#### Supplied passage
Here’s a look at what’s to come in the new year and what owners should be preparing budgets for in 2020.
HNN columnist
December 12, 2019 | 7:28 P.M.

Budget season is upon us, and the outlook for 2020 is mixed at best.

Estimates for industrywide revenue-per-available-room growth continue to decrease, while operating costs (notably labor) are expected to increase due to ongoing low unemployment and rising wages. While many have written on their observations of these issues, this article is intended to be a 20/20 hindsight look at what owners should be focused on in the year ahead, and what we will be talking about next year as it relates to performance compared to budget expectations.

ADR growth may be elusive overall, but gains will be realized in certain segments.
On a macro level, industry forecasts anticipate a decline in occupancy (due primarily to the impact of new supply), but an increase in average daily rate. At the property level, the focus will be on specific segments which can realize above-average ADR growth. Examples may include shifts within the other discount segment. Many hotel operators track numerous channels and rate codes within the other discount segment. Owners should challenge operators to dissect this business by sub-segment and examine the rate, cost and how subtle shifts in mix can improve net ADR.

#### Supplied information
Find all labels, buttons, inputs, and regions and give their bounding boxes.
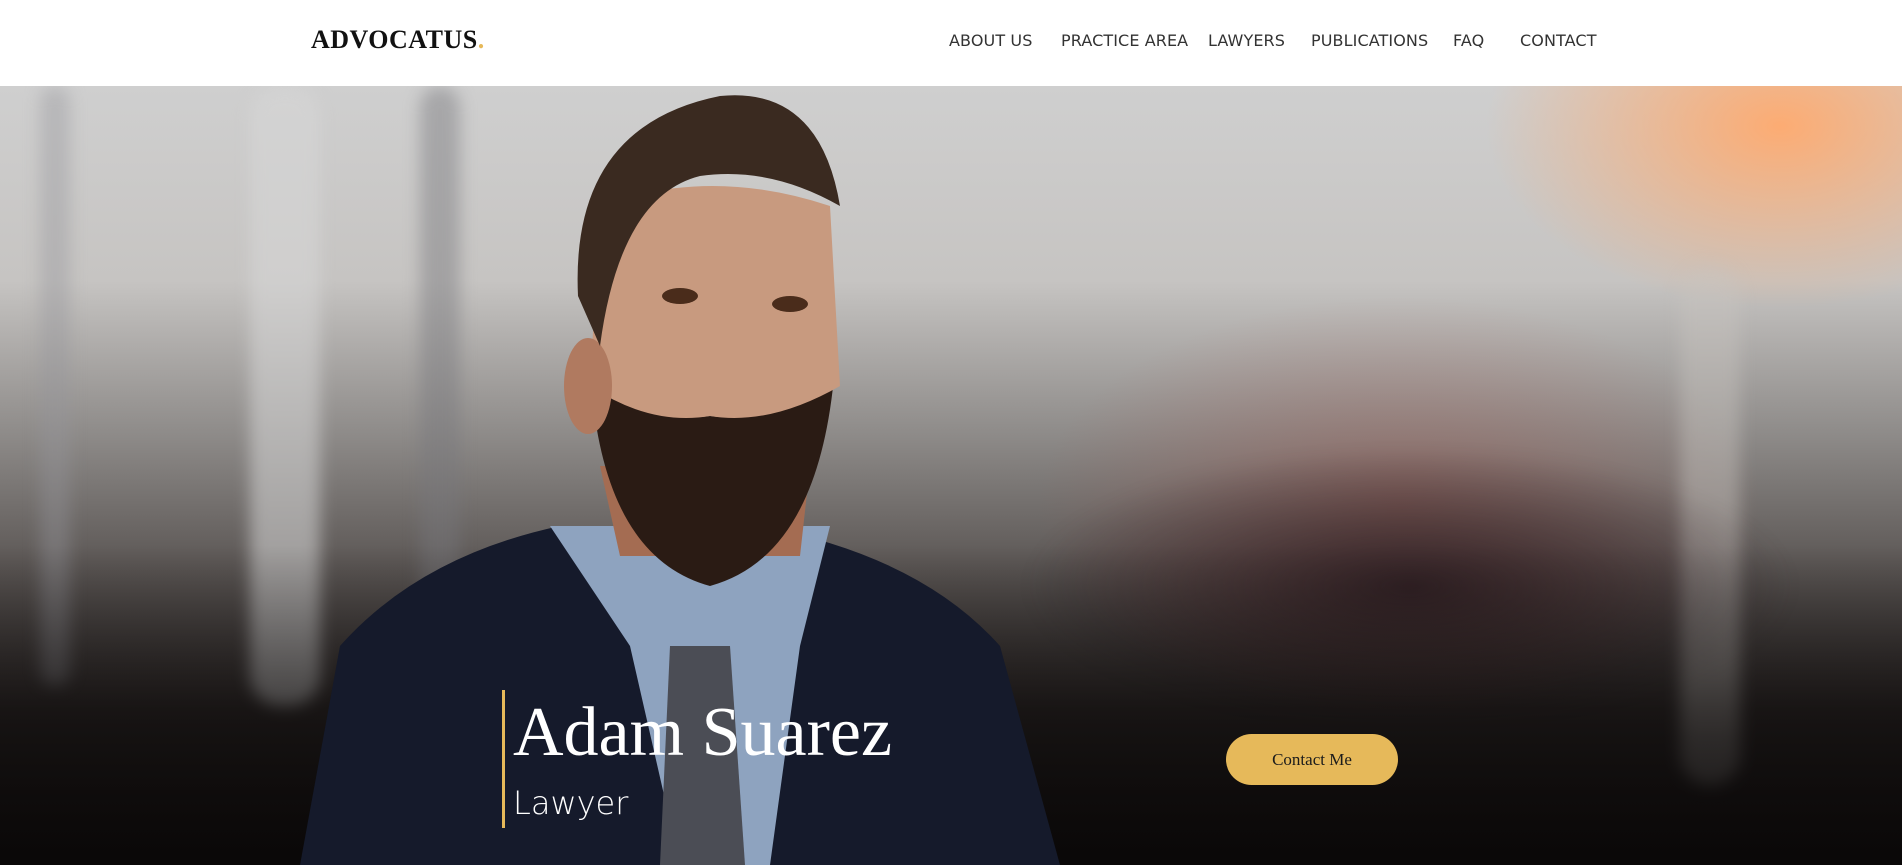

#### Parts of the exercise
A - According to the hotel budget article, why are operating costs expected to increase?
B - Pick up the hotel budget article from where it stops and keep writing.
The listing is separate material, unrelated to the hotel budget article.

#### Responses per task
A - Because of ongoing low unemployment and rising wages.

B -
Other income will be greater than expected.
As top-line growth remains a challenge, hotel operators (with nudges from owners) will continue to push areas such as cancellation and attrition revenue (for both group and transient guests), parking revenues and—dare we say it—resort/destination fees. With a strong emphasis on guest transparency surrounding these fees and a clear value proposition, the implementation of these fees can help to offset increasing operating costs and boost bottom-line performance.

Hotel performance will vary widely by submarket and competitive set within an MSA.
In the absence of strong growth, owners will be laser-focused on RevPAR index and year-over-year change. While broader market performance may be in line with industry forecasts, local submarket and competitive-set performance may differ significantly from the broader MSA, and these spreads can be significant. Factors influencing this variation may include new supply—a big issue in some submarkets, less so in others—group patterns, like citywide demand since even the size of a citywide can have differing effects on a submarket; and new demand generators that continue to create localized demand.

Desperation in staffing will lead to creativity, and in some cases, difficult decisions.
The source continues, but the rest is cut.